| WHAT IS ASKED |
Please copy the lines of the listing verbatim, from the first line through the line containing "logo-text: pont: [150, 61, 229, 97]", including both ends.

### SUPPLIED ENTRIES

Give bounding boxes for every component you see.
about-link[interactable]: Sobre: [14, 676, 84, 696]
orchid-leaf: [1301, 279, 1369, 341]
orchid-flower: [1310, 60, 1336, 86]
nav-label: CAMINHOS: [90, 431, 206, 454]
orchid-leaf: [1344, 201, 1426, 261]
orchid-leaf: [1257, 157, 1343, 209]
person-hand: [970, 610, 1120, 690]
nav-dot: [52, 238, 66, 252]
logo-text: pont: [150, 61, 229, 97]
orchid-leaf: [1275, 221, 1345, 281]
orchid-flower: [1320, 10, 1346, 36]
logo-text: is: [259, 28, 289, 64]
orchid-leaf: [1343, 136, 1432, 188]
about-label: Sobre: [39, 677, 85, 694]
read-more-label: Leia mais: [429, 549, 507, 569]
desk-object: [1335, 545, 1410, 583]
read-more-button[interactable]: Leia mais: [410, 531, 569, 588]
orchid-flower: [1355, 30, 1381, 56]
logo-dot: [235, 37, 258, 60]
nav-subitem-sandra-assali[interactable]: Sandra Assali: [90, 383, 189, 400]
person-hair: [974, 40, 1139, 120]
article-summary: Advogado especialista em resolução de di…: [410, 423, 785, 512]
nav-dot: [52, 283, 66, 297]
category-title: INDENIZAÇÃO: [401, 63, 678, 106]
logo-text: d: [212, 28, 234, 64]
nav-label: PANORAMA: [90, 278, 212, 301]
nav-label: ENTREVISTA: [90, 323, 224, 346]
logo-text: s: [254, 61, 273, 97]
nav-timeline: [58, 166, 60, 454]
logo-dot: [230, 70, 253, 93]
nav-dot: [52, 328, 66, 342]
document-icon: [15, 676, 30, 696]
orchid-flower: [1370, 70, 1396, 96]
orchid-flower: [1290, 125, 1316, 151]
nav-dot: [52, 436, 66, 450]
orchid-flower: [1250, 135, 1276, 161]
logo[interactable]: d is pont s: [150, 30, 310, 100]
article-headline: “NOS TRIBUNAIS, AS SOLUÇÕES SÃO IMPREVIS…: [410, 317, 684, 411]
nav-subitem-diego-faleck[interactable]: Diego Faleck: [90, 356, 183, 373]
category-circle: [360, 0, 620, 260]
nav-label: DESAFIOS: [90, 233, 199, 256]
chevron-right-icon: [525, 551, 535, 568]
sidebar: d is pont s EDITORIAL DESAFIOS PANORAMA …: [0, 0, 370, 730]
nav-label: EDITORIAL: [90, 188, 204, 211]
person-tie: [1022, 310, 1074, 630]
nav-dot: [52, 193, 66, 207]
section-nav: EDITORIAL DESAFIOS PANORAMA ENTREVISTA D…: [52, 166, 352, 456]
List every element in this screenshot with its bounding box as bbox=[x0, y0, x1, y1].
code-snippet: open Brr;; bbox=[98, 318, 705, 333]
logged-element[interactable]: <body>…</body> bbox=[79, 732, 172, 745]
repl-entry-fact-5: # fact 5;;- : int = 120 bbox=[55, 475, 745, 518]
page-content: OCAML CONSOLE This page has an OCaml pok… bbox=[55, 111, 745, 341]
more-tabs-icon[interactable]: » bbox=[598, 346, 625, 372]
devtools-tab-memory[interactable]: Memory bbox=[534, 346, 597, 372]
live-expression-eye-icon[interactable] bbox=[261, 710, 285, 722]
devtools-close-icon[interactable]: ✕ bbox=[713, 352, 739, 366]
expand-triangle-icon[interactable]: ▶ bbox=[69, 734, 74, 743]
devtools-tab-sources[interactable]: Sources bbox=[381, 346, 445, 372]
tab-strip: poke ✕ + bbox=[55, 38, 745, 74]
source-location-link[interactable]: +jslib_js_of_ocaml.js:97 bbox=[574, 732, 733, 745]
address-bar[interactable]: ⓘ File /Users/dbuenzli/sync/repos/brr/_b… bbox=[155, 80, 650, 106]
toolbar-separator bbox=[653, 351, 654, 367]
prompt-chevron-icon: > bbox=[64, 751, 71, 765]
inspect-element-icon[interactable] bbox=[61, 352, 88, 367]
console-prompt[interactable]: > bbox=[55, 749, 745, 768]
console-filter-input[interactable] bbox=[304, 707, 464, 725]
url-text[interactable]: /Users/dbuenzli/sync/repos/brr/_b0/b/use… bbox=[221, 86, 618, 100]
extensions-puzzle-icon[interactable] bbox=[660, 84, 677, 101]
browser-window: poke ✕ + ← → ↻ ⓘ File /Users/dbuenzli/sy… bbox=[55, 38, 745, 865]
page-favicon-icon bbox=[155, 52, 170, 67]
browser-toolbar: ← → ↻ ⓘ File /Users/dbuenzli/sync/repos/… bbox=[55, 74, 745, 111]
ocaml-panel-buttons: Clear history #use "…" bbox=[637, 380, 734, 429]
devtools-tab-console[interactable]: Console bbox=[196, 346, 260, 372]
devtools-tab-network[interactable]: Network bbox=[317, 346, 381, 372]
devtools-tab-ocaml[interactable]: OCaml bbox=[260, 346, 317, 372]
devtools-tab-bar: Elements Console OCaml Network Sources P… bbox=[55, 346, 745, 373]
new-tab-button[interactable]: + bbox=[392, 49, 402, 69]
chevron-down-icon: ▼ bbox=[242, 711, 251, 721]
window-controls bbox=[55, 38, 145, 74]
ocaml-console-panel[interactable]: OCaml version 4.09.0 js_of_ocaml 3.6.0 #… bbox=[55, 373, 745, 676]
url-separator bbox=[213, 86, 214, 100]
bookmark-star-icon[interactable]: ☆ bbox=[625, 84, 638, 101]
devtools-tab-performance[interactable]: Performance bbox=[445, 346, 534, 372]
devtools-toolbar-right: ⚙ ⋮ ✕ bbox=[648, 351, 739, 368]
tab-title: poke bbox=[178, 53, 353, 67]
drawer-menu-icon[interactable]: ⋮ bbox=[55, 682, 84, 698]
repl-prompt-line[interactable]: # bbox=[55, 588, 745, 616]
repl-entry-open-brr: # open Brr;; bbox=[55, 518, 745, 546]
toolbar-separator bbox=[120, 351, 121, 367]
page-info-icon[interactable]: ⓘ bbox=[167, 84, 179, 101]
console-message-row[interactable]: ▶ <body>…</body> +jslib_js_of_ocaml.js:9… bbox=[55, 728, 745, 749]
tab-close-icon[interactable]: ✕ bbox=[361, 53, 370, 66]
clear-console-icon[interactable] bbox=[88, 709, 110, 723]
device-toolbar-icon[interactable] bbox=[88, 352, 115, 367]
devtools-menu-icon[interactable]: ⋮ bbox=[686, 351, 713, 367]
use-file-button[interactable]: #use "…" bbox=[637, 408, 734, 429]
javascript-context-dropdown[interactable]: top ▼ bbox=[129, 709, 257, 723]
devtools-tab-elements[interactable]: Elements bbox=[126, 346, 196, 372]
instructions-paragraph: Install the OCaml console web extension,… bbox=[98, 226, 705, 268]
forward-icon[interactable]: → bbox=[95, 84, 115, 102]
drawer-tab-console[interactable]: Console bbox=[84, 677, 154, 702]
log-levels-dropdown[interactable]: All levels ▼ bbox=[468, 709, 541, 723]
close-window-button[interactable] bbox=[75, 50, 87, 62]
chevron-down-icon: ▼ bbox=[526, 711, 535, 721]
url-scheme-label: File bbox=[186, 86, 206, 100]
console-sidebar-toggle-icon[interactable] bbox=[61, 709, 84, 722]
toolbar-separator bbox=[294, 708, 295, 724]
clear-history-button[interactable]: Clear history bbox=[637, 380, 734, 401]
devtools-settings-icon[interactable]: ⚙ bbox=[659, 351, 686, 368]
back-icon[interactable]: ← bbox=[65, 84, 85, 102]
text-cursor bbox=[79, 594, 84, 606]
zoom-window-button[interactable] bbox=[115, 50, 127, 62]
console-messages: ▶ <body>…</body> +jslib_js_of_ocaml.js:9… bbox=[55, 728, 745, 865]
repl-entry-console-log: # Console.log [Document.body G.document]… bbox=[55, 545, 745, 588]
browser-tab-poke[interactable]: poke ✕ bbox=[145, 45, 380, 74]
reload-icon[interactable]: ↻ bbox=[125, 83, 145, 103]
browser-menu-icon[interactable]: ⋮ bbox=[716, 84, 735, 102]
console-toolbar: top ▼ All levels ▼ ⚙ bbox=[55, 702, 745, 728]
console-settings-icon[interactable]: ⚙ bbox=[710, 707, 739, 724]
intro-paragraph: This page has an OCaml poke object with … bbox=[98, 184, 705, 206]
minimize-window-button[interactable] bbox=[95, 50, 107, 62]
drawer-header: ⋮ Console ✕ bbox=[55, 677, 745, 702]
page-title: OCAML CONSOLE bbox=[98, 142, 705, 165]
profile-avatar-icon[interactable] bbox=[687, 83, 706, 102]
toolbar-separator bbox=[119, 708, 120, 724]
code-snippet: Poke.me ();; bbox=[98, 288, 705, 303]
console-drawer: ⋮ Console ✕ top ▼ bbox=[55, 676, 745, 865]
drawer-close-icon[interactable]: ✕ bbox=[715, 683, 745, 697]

######

| REPLY TO THE TASK |
Give bounding boxes for every component you see.
about-link[interactable]: Sobre: [14, 676, 84, 696]
orchid-leaf: [1301, 279, 1369, 341]
orchid-flower: [1310, 60, 1336, 86]
nav-label: CAMINHOS: [90, 431, 206, 454]
orchid-leaf: [1344, 201, 1426, 261]
orchid-leaf: [1257, 157, 1343, 209]
person-hand: [970, 610, 1120, 690]
nav-dot: [52, 238, 66, 252]
logo-text: pont: [150, 61, 229, 97]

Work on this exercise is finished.